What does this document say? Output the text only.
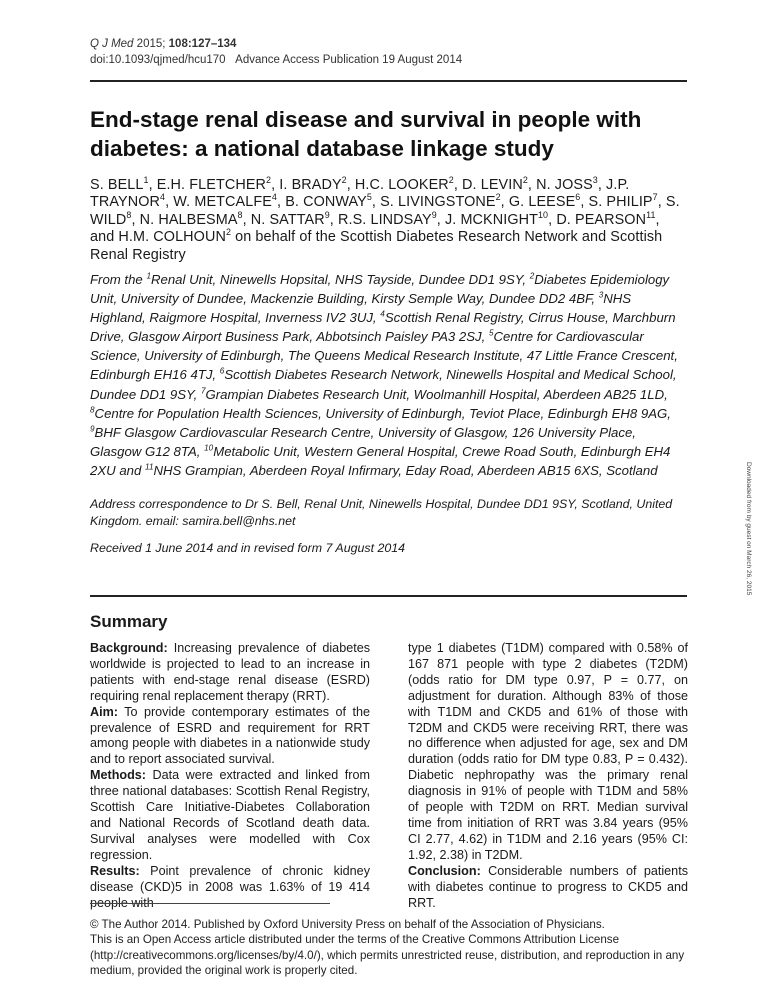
Q J Med 2015; 108:127–134
doi:10.1093/qjmed/hcu170 Advance Access Publication 19 August 2014
End-stage renal disease and survival in people with diabetes: a national database linkage study
S. BELL$^1$, E.H. FLETCHER$^2$, I. BRADY$^2$, H.C. LOOKER$^2$, D. LEVIN$^2$, N. JOSS$^3$, J.P. TRAYNOR$^4$, W. METCALFE$^4$, B. CONWAY$^5$, S. LIVINGSTONE$^2$, G. LEESE$^6$, S. PHILIP$^7$, S. WILD$^8$, N. HALBESMA$^8$, N. SATTAR$^9$, R.S. LINDSAY$^9$, J. MCKNIGHT$^{10}$, D. PEARSON$^{11}$, and H.M. COLHOUN$^2$ on behalf of the Scottish Diabetes Research Network and Scottish Renal Registry
From the $^1$Renal Unit, Ninewells Hopsital, NHS Tayside, Dundee DD1 9SY, $^2$Diabetes Epidemiology Unit, University of Dundee, Mackenzie Building, Kirsty Semple Way, Dundee DD2 4BF, $^3$NHS Highland, Raigmore Hospital, Inverness IV2 3UJ, $^4$Scottish Renal Registry, Cirrus House, Marchburn Drive, Glasgow Airport Business Park, Abbotsinch Paisley PA3 2SJ, $^5$Centre for Cardiovascular Science, University of Edinburgh, The Queens Medical Research Institute, 47 Little France Crescent, Edinburgh EH16 4TJ, $^6$Scottish Diabetes Research Network, Ninewells Hospital and Medical School, Dundee DD1 9SY, $^7$Grampian Diabetes Research Unit, Woolmanhill Hospital, Aberdeen AB25 1LD, $^8$Centre for Population Health Sciences, University of Edinburgh, Teviot Place, Edinburgh EH8 9AG, $^9$BHF Glasgow Cardiovascular Research Centre, University of Glasgow, 126 University Place, Glasgow G12 8TA, $^{10}$Metabolic Unit, Western General Hospital, Crewe Road South, Edinburgh EH4 2XU and $^{11}$NHS Grampian, Aberdeen Royal Infirmary, Eday Road, Aberdeen AB15 6XS, Scotland
Address correspondence to Dr S. Bell, Renal Unit, Ninewells Hospital, Dundee DD1 9SY, Scotland, United Kingdom. email: samira.bell@nhs.net
Received 1 June 2014 and in revised form 7 August 2014
Summary

Background: Increasing prevalence of diabetes worldwide is projected to lead to an increase in patients with end-stage renal disease (ESRD) requiring renal replacement therapy (RRT).

Aim: To provide contemporary estimates of the prevalence of ESRD and requirement for RRT among people with diabetes in a nationwide study and to report associated survival.

Methods: Data were extracted and linked from three national databases: Scottish Renal Registry, Scottish Care Initiative-Diabetes Collaboration and National Records of Scotland death data. Survival analyses were modelled with Cox regression.

Results: Point prevalence of chronic kidney disease (CKD)5 in 2008 was 1.63% of 19 414 people with

type 1 diabetes (T1DM) compared with 0.58% of 167 871 people with type 2 diabetes (T2DM) (odds ratio for DM type 0.97, P = 0.77, on adjustment for duration. Although 83% of those with T1DM and CKD5 and 61% of those with T2DM and CKD5 were receiving RRT, there was no difference when adjusted for age, sex and DM duration (odds ratio for DM type 0.83, P = 0.432). Diabetic nephropathy was the primary renal diagnosis in 91% of people with T1DM and 58% of people with T2DM on RRT. Median survival time from initiation of RRT was 3.84 years (95% CI 2.77, 4.62) in T1DM and 2.16 years (95% CI: 1.92, 2.38) in T2DM.

Conclusion: Considerable numbers of patients with diabetes continue to progress to CKD5 and RRT.

© The Author 2014. Published by Oxford University Press on behalf of the Association of Physicians.
This is an Open Access article distributed under the terms of the Creative Commons Attribution License (http://creativecommons.org/licenses/by/4.0/), which permits unrestricted reuse, distribution, and reproduction in any medium, provided the original work is properly cited.
Downloaded from by guest on March 26, 2015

◆ ◆ ◆

Print all of the entries word for word. Skip any images they contain.

What does this document say? Output the text only.
Q J Med 2015; 108:127–134
doi:10.1093/qjmed/hcu170 Advance Access Publication 19 August 2014
End-stage renal disease and survival in people with diabetes: a national database linkage study
S. BELL$^1$, E.H. FLETCHER$^2$, I. BRADY$^2$, H.C. LOOKER$^2$, D. LEVIN$^2$, N. JOSS$^3$, J.P. TRAYNOR$^4$, W. METCALFE$^4$, B. CONWAY$^5$, S. LIVINGSTONE$^2$, G. LEESE$^6$, S. PHILIP$^7$, S. WILD$^8$, N. HALBESMA$^8$, N. SATTAR$^9$, R.S. LINDSAY$^9$, J. MCKNIGHT$^{10}$, D. PEARSON$^{11}$, and H.M. COLHOUN$^2$ on behalf of the Scottish Diabetes Research Network and Scottish Renal Registry
From the $^1$Renal Unit, Ninewells Hopsital, NHS Tayside, Dundee DD1 9SY, $^2$Diabetes Epidemiology Unit, University of Dundee, Mackenzie Building, Kirsty Semple Way, Dundee DD2 4BF, $^3$NHS Highland, Raigmore Hospital, Inverness IV2 3UJ, $^4$Scottish Renal Registry, Cirrus House, Marchburn Drive, Glasgow Airport Business Park, Abbotsinch Paisley PA3 2SJ, $^5$Centre for Cardiovascular Science, University of Edinburgh, The Queens Medical Research Institute, 47 Little France Crescent, Edinburgh EH16 4TJ, $^6$Scottish Diabetes Research Network, Ninewells Hospital and Medical School, Dundee DD1 9SY, $^7$Grampian Diabetes Research Unit, Woolmanhill Hospital, Aberdeen AB25 1LD, $^8$Centre for Population Health Sciences, University of Edinburgh, Teviot Place, Edinburgh EH8 9AG, $^9$BHF Glasgow Cardiovascular Research Centre, University of Glasgow, 126 University Place, Glasgow G12 8TA, $^{10}$Metabolic Unit, Western General Hospital, Crewe Road South, Edinburgh EH4 2XU and $^{11}$NHS Grampian, Aberdeen Royal Infirmary, Eday Road, Aberdeen AB15 6XS, Scotland
Address correspondence to Dr S. Bell, Renal Unit, Ninewells Hospital, Dundee DD1 9SY, Scotland, United Kingdom. email: samira.bell@nhs.net
Received 1 June 2014 and in revised form 7 August 2014
Summary

Background: Increasing prevalence of diabetes worldwide is projected to lead to an increase in patients with end-stage renal disease (ESRD) requiring renal replacement therapy (RRT).

Aim: To provide contemporary estimates of the prevalence of ESRD and requirement for RRT among people with diabetes in a nationwide study and to report associated survival.

Methods: Data were extracted and linked from three national databases: Scottish Renal Registry, Scottish Care Initiative-Diabetes Collaboration and National Records of Scotland death data. Survival analyses were modelled with Cox regression.

Results: Point prevalence of chronic kidney disease (CKD)5 in 2008 was 1.63% of 19 414 people with

type 1 diabetes (T1DM) compared with 0.58% of 167 871 people with type 2 diabetes (T2DM) (odds ratio for DM type 0.97, P = 0.77, on adjustment for duration. Although 83% of those with T1DM and CKD5 and 61% of those with T2DM and CKD5 were receiving RRT, there was no difference when adjusted for age, sex and DM duration (odds ratio for DM type 0.83, P = 0.432). Diabetic nephropathy was the primary renal diagnosis in 91% of people with T1DM and 58% of people with T2DM on RRT. Median survival time from initiation of RRT was 3.84 years (95% CI 2.77, 4.62) in T1DM and 2.16 years (95% CI: 1.92, 2.38) in T2DM.

Conclusion: Considerable numbers of patients with diabetes continue to progress to CKD5 and RRT.

© The Author 2014. Published by Oxford University Press on behalf of the Association of Physicians.
This is an Open Access article distributed under the terms of the Creative Commons Attribution License (http://creativecommons.org/licenses/by/4.0/), which permits unrestricted reuse, distribution, and reproduction in any medium, provided the original work is properly cited.
Downloaded from by guest on March 26, 2015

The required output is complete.